TASK REQUIREMENTS: Report every line in the listing that contains the string "JSON".

(Dataset rows about figures)
:::

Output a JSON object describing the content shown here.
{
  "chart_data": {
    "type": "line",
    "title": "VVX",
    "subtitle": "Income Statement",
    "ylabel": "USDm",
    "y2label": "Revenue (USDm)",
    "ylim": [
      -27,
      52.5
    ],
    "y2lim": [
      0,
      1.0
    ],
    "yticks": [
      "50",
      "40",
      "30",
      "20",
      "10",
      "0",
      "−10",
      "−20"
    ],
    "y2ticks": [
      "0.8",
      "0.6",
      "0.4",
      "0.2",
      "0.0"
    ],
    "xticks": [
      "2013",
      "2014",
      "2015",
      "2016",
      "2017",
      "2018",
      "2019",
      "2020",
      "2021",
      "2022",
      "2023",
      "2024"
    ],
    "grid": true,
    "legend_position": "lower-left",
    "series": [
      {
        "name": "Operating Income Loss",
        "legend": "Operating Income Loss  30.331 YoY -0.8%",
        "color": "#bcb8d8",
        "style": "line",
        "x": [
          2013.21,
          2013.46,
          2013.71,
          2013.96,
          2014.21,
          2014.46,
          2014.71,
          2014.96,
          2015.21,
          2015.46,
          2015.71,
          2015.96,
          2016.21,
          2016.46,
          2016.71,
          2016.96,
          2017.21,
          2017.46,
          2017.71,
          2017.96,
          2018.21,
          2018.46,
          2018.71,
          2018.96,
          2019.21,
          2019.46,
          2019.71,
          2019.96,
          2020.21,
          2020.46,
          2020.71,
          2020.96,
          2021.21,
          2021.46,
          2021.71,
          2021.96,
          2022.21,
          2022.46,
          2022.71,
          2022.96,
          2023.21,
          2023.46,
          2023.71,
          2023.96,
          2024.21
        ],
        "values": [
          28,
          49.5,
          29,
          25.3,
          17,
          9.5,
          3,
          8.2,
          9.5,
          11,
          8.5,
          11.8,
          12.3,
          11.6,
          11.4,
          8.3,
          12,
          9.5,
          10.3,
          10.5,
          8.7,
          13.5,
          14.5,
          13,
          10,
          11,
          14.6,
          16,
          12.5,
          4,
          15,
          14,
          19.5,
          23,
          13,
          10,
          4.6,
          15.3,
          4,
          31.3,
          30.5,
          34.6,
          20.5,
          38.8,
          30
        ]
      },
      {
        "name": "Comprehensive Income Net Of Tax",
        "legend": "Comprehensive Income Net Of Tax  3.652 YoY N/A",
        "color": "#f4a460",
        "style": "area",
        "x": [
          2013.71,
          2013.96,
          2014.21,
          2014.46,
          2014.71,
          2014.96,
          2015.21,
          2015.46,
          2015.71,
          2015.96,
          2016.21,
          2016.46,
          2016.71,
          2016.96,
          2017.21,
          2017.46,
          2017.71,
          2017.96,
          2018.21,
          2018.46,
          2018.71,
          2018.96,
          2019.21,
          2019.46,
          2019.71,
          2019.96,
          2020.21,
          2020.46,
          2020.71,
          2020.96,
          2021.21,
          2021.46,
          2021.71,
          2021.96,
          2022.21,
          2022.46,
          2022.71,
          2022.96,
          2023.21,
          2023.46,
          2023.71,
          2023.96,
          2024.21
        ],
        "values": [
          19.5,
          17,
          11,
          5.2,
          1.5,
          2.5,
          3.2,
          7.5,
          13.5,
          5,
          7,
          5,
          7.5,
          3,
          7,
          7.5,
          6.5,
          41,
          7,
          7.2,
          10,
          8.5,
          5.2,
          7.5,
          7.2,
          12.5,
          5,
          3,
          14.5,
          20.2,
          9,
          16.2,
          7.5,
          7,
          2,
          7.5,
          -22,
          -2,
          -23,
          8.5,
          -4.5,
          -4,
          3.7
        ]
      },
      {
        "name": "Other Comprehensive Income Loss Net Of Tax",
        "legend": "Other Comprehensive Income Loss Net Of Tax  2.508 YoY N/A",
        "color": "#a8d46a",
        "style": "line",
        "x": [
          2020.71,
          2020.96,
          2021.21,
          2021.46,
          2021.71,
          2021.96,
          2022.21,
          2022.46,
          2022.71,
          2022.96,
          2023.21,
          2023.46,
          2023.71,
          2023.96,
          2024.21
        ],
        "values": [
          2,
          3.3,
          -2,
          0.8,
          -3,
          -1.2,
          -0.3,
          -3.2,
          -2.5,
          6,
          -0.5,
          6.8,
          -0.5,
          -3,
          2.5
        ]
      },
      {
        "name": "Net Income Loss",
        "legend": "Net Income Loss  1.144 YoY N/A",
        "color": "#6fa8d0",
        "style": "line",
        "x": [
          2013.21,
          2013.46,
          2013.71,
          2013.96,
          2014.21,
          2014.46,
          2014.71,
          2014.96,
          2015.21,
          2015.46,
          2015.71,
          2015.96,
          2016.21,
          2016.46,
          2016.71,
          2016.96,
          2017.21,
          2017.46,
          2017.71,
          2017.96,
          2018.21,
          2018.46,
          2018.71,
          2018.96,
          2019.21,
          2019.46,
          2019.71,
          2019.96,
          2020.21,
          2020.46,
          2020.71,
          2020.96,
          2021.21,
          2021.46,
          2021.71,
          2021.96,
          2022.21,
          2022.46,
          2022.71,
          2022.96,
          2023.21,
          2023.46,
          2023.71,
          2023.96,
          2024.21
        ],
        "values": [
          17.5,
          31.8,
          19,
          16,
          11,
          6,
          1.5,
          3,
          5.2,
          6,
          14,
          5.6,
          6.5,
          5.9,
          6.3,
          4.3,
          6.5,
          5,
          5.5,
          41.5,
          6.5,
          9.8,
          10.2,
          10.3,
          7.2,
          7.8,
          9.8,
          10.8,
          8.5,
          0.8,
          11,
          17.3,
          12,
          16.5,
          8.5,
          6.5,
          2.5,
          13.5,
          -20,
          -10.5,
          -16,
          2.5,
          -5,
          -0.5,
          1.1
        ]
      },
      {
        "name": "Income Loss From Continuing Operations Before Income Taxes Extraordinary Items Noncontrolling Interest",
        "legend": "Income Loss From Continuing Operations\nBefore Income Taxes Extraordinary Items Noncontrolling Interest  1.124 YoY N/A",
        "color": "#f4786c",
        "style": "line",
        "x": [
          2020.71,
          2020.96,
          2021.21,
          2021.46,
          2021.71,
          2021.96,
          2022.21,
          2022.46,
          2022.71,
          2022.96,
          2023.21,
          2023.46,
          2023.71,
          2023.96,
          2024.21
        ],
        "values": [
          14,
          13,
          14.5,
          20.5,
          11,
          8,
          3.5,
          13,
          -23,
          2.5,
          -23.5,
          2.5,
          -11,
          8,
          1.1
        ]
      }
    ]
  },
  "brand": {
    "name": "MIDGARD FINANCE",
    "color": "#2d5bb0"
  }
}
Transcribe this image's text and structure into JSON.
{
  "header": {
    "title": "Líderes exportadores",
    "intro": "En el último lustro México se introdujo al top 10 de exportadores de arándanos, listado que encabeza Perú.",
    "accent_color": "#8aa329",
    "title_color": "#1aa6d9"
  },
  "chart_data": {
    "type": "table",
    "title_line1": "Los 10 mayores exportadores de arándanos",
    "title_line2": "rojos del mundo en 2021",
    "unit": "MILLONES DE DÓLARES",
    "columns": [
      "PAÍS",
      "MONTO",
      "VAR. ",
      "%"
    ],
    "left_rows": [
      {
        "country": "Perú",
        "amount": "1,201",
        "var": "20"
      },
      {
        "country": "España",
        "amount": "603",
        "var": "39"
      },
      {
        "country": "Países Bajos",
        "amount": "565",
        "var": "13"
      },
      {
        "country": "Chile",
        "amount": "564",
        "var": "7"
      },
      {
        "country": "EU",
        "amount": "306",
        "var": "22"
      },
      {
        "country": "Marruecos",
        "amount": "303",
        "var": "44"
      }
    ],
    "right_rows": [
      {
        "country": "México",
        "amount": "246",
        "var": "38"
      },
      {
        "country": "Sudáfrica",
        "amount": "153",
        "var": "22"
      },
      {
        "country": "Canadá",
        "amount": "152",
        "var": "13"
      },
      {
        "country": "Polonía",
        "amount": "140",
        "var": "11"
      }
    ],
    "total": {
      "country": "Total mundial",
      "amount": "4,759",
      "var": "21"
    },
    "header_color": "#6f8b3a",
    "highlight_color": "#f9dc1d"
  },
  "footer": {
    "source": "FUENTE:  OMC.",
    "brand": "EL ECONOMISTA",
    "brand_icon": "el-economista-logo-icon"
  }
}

:::

REPLY TO THE TASK:
Output a JSON object describing the content shown here.
Transcribe this image's text and structure into JSON.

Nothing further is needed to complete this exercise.